Given passage
______________________________

I am fairly sure this is the same race condition; loom is detecting the race in the call to consume_value() but prior to the unwrap() that fails outside of loom.

hawkw commented

I think this may also deserve the I-Unsound issue tag --- in @acfoltzer's repro case, the failure mode here is fairly "clean"; the Sender sees the None value, unwraps it, and panics, which is not too bad. But, in the repro, the values in the channel are (), which is zero-sized, so the UnsafeCell only contains the Option discriminant, and takeing it is just zeroing a single word...so, the other side will always see a None and fail cleanly with a panic. But, in the case where a large struct or something is inside the UnsafeCell, I'm pretty sure it's possible for one side or the other to see a partially-deinitialized value, which seems bad. And, if a large struct or something contains an owning pointer, it might also be possible for both sides to end up with ownership over that pointer? So, the data race could potentially result in arbitrarily bad things happening...

I mean, yes, it is a race. Races are unsound.

hawkw commented

Yup.

______________________________

Dataset excerpts
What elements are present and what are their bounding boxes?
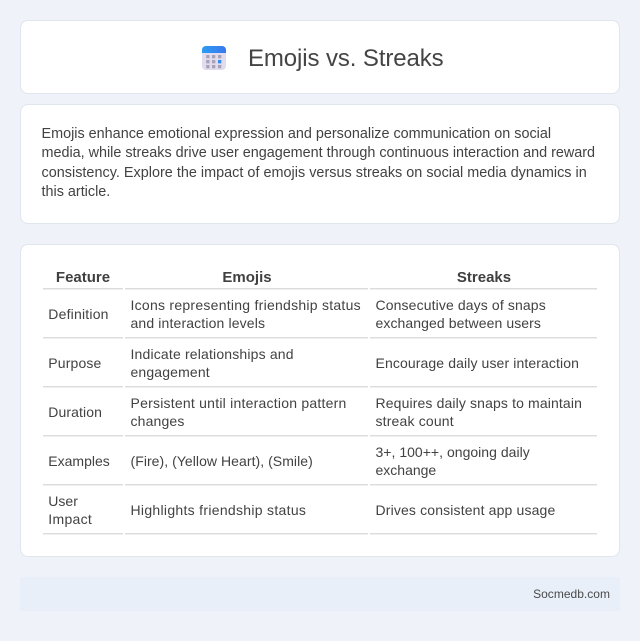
row: Purpose: Purpose [48, 355, 102, 371]
row: User Impact [48, 493, 555, 527]
panel: comparison table [20, 244, 620, 557]
row: Definition: Definition [48, 306, 109, 322]
table header row: Feature [56, 269, 110, 286]
text block: intro: media, while streaks drive user engagement through continuous interaction and reward [42, 145, 595, 161]
panel: title [20, 20, 620, 94]
row: Purpose: engagement [130, 364, 210, 380]
table header row: Emojis [222, 269, 272, 286]
row: Duration: changes [130, 413, 184, 429]
row: Duration: Persistent until interaction pattern [130, 395, 347, 411]
row: Duration: Requires daily snaps to maintain [376, 395, 582, 411]
row: Definition: and interaction levels [130, 315, 265, 331]
text block: intro: consistency. Explore the impact of emojis versus streaks on social media dynamics in [42, 165, 587, 181]
row: Definition: exchanged between users [376, 315, 541, 331]
row: Duration: Duration [48, 404, 102, 420]
row: Examples: exchange [376, 462, 436, 478]
row: User Impact: Highlights friendship status [130, 502, 306, 518]
table header row [56, 269, 511, 286]
row: Definition [48, 297, 546, 331]
row: Duration [48, 395, 582, 429]
panel: intro text [20, 104, 620, 224]
table header row: Streaks [457, 269, 511, 286]
text block: intro: Emojis enhance emotional expression and personalize communication on social [42, 126, 551, 142]
text block: intro [42, 126, 595, 200]
icon: calendar [202, 46, 226, 70]
row: Examples: 3+, 100++, ongoing daily [376, 444, 530, 460]
row: User Impact: Drives consistent app usage [376, 502, 555, 518]
footer bar [20, 577, 620, 611]
text block: intro: this article. [42, 184, 110, 200]
row: Purpose [48, 346, 579, 380]
row: Duration: streak count [376, 413, 454, 429]
row: Definition: Icons representing friendship status [130, 297, 361, 313]
row: Definition: Consecutive days of snaps [376, 297, 546, 313]
row: Examples: (Fire), (Yellow Heart), (Smile) [130, 453, 313, 469]
row: Purpose: Encourage daily user interaction [376, 355, 579, 371]
row: User Impact: Impact [48, 511, 92, 527]
row: Examples [48, 444, 530, 478]
heading: Emojis vs. Streaks [248, 45, 444, 72]
row: Examples: Examples [48, 453, 110, 469]
footer credit: Socmedb.com [533, 587, 610, 601]
row: User Impact: User [48, 493, 78, 509]
row: Purpose: Indicate relationships and [130, 346, 294, 362]
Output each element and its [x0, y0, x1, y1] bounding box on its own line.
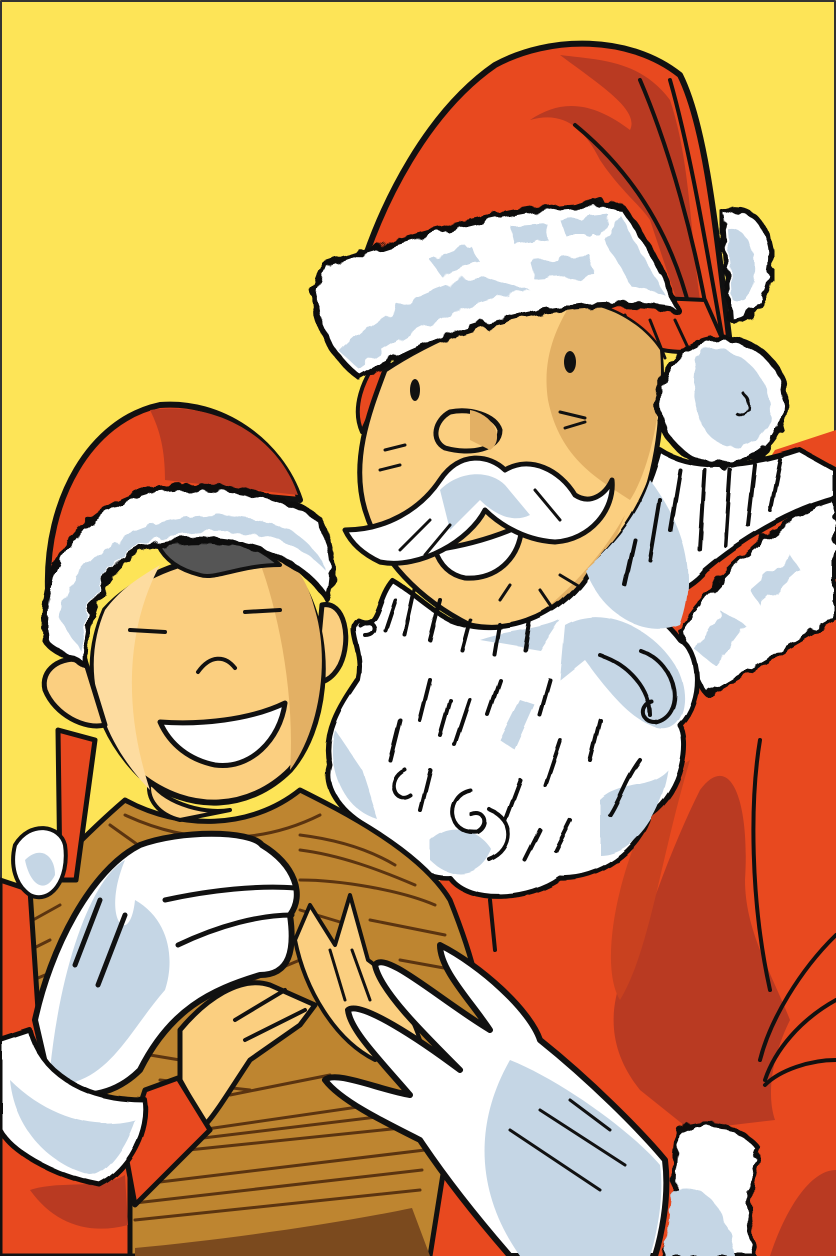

______________________________

Please carry the channel race condition thread forward from its last comment. The listing comes from a different source than the channel race condition thread.

Modifying the repro to send a string through the channel and actually mutate/dereference it results in a more or less instantaneous segfault:

#[tokio::main]
async fn main() {
    loop {
        let (tx, mut rx) = tokio::sync::oneshot::channel();
        tokio::spawn(async move {
            if let Err(mut s) = tx.send(String::from("hello")) {
                s.push_str(" world");
                assert_eq!(&s[..], "hello world");
            }
        });
        tokio::spawn(async move {
            rx.close();
            if let Ok(mut s) = rx.try_recv() {
                s.push_str(" san francisco");
                assert_eq!(&s[..], "hello san francisco");
            }
        });
    }
}

A few runs with various amusingly mangled strings I got it to produce:

:# eliza at noctis in adam-repro on  main [?] is 📦 v0.1.0 via ⚙️ v1.56.1
:; time cargo run --release
   Compiling adam-repro v0.1.0 (/home/eliza/Code/adam-repro)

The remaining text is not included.